Take the data below and repeat it exactly.

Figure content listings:
** Begin **

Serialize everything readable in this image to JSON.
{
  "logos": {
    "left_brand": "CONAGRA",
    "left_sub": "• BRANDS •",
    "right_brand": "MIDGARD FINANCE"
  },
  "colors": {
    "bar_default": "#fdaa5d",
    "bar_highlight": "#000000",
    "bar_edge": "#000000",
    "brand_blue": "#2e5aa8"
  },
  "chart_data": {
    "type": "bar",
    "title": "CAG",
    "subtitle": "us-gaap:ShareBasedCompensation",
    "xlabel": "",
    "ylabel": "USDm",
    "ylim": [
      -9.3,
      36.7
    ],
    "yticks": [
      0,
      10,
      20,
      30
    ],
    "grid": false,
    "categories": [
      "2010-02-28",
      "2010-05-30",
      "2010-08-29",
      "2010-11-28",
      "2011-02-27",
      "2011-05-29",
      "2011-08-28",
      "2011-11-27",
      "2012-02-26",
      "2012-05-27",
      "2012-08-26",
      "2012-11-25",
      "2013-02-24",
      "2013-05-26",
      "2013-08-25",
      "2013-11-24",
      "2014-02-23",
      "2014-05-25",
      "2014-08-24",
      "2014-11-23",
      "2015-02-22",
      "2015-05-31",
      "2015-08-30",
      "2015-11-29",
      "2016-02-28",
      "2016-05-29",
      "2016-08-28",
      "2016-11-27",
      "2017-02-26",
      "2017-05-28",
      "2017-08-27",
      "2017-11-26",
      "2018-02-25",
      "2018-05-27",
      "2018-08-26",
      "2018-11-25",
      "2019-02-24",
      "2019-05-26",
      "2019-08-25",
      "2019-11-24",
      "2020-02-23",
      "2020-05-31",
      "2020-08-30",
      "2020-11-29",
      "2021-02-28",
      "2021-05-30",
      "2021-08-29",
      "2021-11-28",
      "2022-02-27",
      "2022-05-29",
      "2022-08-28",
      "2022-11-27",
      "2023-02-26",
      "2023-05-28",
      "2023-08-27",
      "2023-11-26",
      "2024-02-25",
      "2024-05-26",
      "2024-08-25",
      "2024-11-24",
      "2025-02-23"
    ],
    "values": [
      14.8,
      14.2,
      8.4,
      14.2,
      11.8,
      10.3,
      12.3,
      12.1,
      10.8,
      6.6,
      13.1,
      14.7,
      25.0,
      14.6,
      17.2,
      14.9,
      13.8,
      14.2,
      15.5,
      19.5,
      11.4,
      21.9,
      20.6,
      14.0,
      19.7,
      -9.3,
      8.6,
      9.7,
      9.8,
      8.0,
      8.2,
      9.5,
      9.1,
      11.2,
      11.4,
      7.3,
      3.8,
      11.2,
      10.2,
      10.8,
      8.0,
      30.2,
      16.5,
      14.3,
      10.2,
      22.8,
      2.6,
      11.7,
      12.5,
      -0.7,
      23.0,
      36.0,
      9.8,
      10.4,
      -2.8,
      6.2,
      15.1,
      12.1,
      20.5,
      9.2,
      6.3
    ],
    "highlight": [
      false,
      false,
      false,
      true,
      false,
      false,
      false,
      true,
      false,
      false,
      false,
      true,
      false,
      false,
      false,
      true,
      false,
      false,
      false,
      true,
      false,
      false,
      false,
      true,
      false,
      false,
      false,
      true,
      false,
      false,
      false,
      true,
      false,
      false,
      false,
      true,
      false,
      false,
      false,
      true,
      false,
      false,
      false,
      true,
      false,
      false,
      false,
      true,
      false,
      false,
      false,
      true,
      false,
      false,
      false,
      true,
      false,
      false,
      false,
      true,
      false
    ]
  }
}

** End **

# [Exercise answer]
Serialize everything readable in this image to JSON.
{
  "logos": {
    "left_brand": "CONAGRA",
    "left_sub": "• BRANDS •",
    "right_brand": "MIDGARD FINANCE"
  },
  "colors": {
    "bar_default": "#fdaa5d",
    "bar_highlight": "#000000",
    "bar_edge": "#000000",
    "brand_blue": "#2e5aa8"
  },
  "chart_data": {
    "type": "bar",
    "title": "CAG",
    "subtitle": "us-gaap:ShareBasedCompensation",
    "xlabel": "",
    "ylabel": "USDm",
    "ylim": [
      -9.3,
      36.7
    ],
    "yticks": [
      0,
      10,
      20,
      30
    ],
    "grid": false,
    "categories": [
      "2010-02-28",
      "2010-05-30",
      "2010-08-29",
      "2010-11-28",
      "2011-02-27",
      "2011-05-29",
      "2011-08-28",
      "2011-11-27",
      "2012-02-26",
      "2012-05-27",
      "2012-08-26",
      "2012-11-25",
      "2013-02-24",
      "2013-05-26",
      "2013-08-25",
      "2013-11-24",
      "2014-02-23",
      "2014-05-25",
      "2014-08-24",
      "2014-11-23",
      "2015-02-22",
      "2015-05-31",
      "2015-08-30",
      "2015-11-29",
      "2016-02-28",
      "2016-05-29",
      "2016-08-28",
      "2016-11-27",
      "2017-02-26",
      "2017-05-28",
      "2017-08-27",
      "2017-11-26",
      "2018-02-25",
      "2018-05-27",
      "2018-08-26",
      "2018-11-25",
      "2019-02-24",
      "2019-05-26",
      "2019-08-25",
      "2019-11-24",
      "2020-02-23",
      "2020-05-31",
      "2020-08-30",
      "2020-11-29",
      "2021-02-28",
      "2021-05-30",
      "2021-08-29",
      "2021-11-28",
      "2022-02-27",
      "2022-05-29",
      "2022-08-28",
      "2022-11-27",
      "2023-02-26",
      "2023-05-28",
      "2023-08-27",
      "2023-11-26",
      "2024-02-25",
      "2024-05-26",
      "2024-08-25",
      "2024-11-24",
      "2025-02-23"
    ],
    "values": [
      14.8,
      14.2,
      8.4,
      14.2,
      11.8,
      10.3,
      12.3,
      12.1,
      10.8,
      6.6,
      13.1,
      14.7,
      25.0,
      14.6,
      17.2,
      14.9,
      13.8,
      14.2,
      15.5,
      19.5,
      11.4,
      21.9,
      20.6,
      14.0,
      19.7,
      -9.3,
      8.6,
      9.7,
      9.8,
      8.0,
      8.2,
      9.5,
      9.1,
      11.2,
      11.4,
      7.3,
      3.8,
      11.2,
      10.2,
      10.8,
      8.0,
      30.2,
      16.5,
      14.3,
      10.2,
      22.8,
      2.6,
      11.7,
      12.5,
      -0.7,
      23.0,
      36.0,
      9.8,
      10.4,
      -2.8,
      6.2,
      15.1,
      12.1,
      20.5,
      9.2,
      6.3
    ],
    "highlight": [
      false,
      false,
      false,
      true,
      false,
      false,
      false,
      true,
      false,
      false,
      false,
      true,
      false,
      false,
      false,
      true,
      false,
      false,
      false,
      true,
      false,
      false,
      false,
      true,
      false,
      false,
      false,
      true,
      false,
      false,
      false,
      true,
      false,
      false,
      false,
      true,
      false,
      false,
      false,
      true,
      false,
      false,
      false,
      true,
      false,
      false,
      false,
      true,
      false,
      false,
      false,
      true,
      false,
      false,
      false,
      true,
      false,
      false,
      false,
      true,
      false
    ]
  }
}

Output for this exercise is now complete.